» PROBLEM REQUIREMENTS: Extract every line from the records below that contains the word "title".

+--

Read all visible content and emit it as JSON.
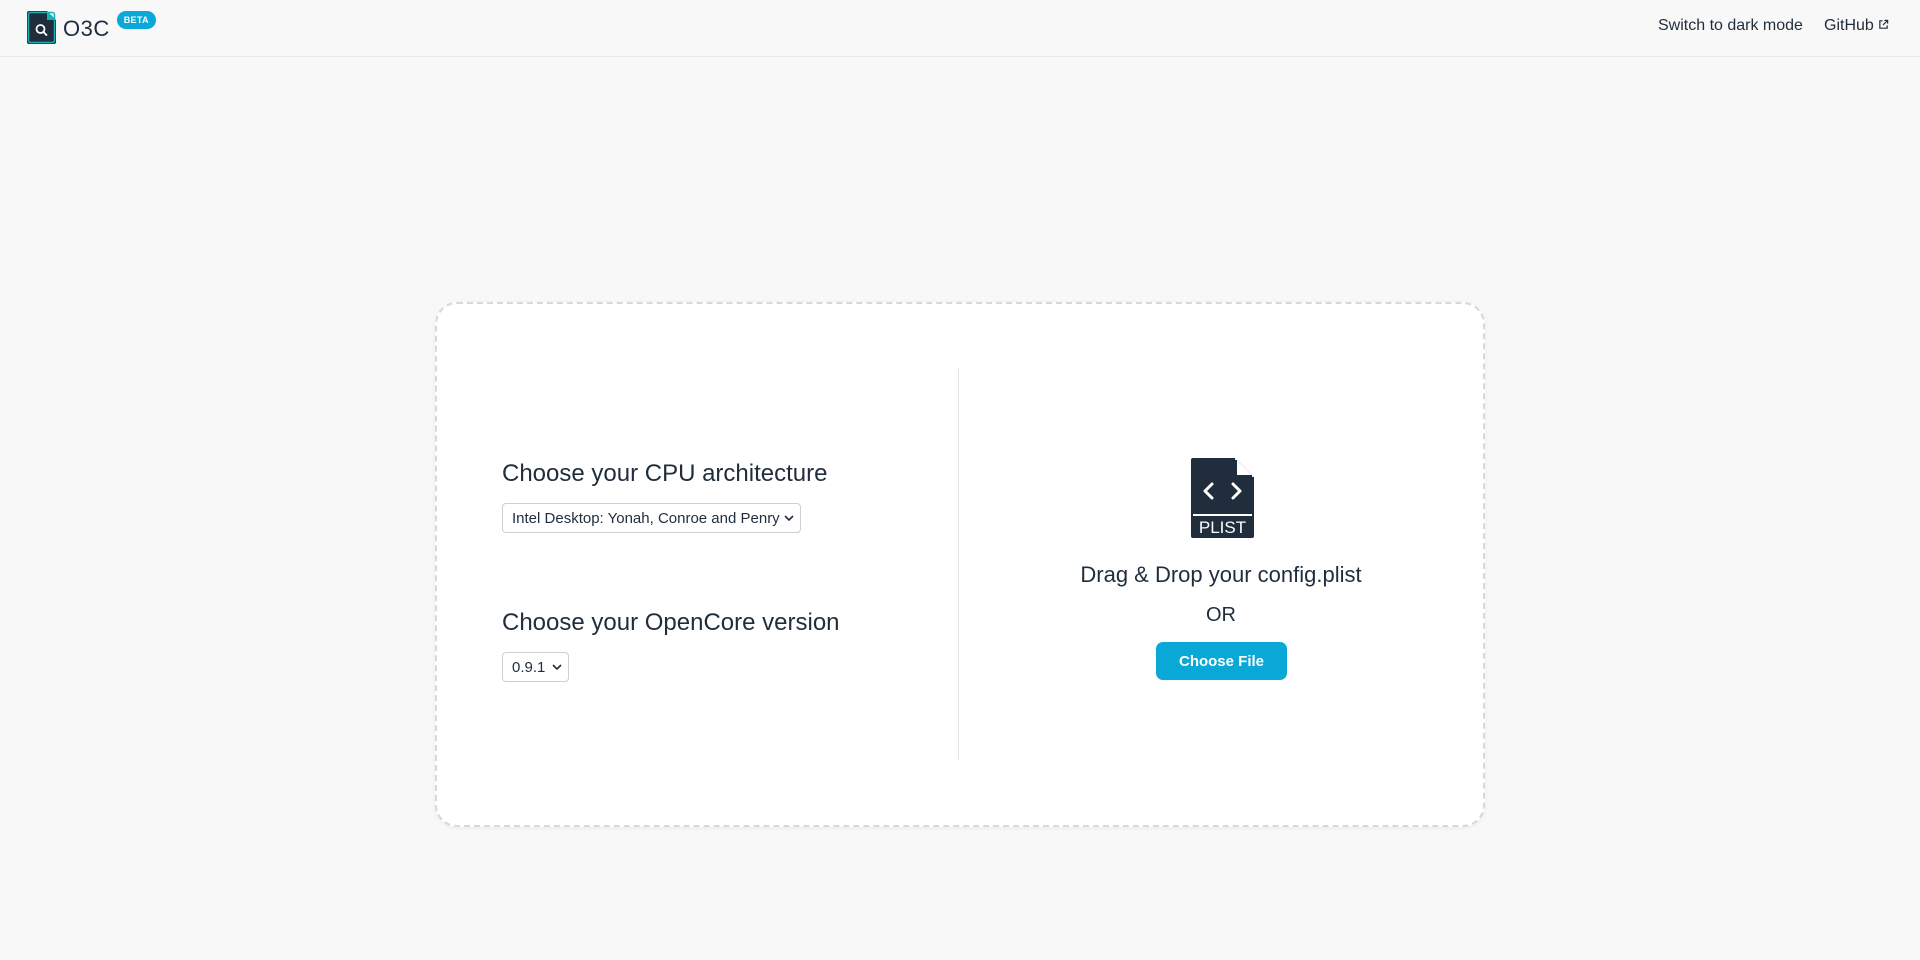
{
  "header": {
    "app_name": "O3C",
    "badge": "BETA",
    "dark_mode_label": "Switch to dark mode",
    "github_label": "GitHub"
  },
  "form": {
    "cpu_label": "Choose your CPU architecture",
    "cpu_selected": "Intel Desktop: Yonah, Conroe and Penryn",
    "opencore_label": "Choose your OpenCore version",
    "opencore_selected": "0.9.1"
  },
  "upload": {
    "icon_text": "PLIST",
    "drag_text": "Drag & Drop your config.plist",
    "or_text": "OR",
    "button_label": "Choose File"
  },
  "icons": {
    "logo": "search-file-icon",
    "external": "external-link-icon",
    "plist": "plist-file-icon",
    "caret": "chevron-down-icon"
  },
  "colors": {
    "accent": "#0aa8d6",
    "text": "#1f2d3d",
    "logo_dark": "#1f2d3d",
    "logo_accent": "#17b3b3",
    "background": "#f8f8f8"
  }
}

+--

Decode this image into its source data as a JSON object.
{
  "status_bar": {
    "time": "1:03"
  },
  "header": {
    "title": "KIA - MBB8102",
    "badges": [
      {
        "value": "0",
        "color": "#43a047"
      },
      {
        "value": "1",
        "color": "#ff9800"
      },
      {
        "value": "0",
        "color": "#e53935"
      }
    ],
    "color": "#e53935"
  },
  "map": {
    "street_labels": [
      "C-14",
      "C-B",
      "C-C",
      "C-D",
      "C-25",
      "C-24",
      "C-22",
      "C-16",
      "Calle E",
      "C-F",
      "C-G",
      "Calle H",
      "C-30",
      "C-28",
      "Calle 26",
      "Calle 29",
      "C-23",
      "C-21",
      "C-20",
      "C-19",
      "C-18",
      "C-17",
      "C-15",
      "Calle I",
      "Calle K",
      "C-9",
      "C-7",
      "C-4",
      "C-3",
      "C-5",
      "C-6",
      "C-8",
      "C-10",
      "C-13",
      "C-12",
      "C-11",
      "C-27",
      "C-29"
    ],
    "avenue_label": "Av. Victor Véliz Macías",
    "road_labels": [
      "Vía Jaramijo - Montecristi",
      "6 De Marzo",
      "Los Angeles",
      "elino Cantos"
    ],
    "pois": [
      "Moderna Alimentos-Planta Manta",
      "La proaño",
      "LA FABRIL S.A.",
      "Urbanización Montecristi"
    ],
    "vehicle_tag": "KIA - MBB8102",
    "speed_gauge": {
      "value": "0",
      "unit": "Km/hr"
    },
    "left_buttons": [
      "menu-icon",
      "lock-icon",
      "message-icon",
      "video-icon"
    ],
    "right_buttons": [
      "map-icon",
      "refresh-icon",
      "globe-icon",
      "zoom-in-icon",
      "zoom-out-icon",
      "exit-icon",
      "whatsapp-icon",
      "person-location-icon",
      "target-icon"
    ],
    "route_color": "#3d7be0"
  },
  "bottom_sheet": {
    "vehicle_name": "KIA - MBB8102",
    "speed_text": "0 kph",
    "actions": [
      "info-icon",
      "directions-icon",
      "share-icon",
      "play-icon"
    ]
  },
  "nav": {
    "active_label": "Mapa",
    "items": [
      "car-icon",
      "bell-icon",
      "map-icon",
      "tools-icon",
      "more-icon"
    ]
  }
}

+--

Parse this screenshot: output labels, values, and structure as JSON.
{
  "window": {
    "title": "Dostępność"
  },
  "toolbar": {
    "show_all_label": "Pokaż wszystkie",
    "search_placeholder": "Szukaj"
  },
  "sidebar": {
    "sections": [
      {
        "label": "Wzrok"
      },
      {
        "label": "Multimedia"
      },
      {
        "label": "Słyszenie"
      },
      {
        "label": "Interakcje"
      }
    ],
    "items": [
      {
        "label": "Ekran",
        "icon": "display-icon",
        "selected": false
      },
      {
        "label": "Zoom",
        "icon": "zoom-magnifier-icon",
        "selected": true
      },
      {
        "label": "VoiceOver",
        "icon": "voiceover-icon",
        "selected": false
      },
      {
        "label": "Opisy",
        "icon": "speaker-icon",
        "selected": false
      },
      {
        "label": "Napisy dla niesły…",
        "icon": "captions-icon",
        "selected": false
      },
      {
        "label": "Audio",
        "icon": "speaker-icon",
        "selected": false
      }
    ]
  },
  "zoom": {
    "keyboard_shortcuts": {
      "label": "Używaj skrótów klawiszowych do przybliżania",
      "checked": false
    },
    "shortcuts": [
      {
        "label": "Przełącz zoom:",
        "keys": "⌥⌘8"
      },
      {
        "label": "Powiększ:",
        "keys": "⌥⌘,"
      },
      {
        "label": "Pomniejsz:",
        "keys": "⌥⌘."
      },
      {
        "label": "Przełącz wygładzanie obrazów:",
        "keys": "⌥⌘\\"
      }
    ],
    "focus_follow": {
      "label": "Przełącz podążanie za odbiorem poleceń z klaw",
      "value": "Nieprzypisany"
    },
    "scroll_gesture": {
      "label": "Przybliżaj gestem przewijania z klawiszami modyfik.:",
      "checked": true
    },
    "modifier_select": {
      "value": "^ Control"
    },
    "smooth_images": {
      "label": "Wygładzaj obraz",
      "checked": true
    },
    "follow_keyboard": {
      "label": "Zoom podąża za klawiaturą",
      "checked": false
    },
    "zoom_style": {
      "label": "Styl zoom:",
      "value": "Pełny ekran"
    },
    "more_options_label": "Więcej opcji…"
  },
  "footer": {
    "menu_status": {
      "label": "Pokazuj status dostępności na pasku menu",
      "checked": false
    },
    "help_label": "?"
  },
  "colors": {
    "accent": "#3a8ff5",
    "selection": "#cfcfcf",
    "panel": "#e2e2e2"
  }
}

+--

» CORRECT RESULT:
    "title": "KIA - MBB8102",
    "title": "Dostępność"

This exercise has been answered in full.